*RECORDED INFORMATION*.

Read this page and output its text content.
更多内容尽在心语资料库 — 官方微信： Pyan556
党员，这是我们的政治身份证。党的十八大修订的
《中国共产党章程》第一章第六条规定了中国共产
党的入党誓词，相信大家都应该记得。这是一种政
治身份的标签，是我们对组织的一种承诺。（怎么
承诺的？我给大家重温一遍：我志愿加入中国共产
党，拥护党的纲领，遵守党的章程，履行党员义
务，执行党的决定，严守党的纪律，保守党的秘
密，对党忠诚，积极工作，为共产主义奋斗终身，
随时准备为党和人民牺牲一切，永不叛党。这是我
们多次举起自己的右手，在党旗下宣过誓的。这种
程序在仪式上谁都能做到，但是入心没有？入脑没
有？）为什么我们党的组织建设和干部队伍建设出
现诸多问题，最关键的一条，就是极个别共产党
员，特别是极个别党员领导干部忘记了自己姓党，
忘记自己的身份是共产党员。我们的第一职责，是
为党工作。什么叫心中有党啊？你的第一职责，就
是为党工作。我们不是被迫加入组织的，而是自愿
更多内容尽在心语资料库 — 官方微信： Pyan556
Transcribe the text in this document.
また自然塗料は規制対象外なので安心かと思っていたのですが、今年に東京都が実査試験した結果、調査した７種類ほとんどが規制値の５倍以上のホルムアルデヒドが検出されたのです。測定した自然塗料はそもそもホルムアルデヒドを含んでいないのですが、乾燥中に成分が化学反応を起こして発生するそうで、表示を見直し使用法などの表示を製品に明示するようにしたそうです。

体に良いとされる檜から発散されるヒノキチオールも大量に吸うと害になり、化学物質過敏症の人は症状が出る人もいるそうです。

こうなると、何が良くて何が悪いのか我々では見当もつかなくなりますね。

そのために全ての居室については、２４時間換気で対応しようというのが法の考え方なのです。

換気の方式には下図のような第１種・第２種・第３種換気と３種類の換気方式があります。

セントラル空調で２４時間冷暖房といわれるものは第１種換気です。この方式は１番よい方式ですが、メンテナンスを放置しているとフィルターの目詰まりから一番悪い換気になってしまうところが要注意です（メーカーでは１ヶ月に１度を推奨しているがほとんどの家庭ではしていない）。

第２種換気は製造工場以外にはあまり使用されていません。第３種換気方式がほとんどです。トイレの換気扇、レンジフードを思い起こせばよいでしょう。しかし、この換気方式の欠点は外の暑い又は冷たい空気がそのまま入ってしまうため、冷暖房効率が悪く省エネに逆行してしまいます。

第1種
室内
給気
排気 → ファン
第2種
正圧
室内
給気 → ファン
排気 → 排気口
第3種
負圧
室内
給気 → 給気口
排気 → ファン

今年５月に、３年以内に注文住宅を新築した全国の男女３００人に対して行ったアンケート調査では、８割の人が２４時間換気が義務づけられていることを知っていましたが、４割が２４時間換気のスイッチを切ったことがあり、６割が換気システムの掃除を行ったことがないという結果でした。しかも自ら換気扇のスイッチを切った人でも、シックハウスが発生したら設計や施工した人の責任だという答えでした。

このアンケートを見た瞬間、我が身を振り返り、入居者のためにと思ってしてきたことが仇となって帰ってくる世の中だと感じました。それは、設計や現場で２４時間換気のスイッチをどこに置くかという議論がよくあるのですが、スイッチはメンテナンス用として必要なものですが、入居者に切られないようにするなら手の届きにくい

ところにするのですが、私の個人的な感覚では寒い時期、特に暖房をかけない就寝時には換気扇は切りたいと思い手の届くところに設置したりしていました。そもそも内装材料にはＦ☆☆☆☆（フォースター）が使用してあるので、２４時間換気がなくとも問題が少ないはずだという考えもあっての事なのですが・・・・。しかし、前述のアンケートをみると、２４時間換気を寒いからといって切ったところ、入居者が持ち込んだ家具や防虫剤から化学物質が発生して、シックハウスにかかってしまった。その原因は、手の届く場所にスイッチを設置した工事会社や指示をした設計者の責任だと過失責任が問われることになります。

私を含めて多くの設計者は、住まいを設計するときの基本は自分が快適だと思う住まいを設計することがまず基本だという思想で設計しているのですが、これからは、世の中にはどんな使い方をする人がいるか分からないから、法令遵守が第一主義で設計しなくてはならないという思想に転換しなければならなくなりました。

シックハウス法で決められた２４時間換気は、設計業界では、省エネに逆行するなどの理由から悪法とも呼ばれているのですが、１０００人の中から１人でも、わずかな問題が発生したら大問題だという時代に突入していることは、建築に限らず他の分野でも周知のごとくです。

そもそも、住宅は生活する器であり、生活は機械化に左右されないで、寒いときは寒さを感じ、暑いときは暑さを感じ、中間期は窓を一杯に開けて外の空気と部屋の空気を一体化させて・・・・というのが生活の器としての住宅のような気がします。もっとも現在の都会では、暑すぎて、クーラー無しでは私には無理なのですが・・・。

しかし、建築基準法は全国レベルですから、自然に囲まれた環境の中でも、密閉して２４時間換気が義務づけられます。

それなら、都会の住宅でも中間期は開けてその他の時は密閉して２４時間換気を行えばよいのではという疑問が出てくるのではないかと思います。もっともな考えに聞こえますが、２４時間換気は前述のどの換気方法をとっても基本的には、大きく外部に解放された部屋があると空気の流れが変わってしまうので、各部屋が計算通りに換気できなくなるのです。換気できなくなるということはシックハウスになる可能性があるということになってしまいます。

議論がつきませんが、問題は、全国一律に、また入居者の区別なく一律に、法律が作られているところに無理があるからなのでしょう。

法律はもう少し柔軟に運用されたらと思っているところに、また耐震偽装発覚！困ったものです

*PROBLEM DESCRIPTION*. Filter out every line that lacks the word "this", and copy the rest.

*EXERCISE SOLUTION*.
Read this page and output its text content.
Transcribe the text in this document.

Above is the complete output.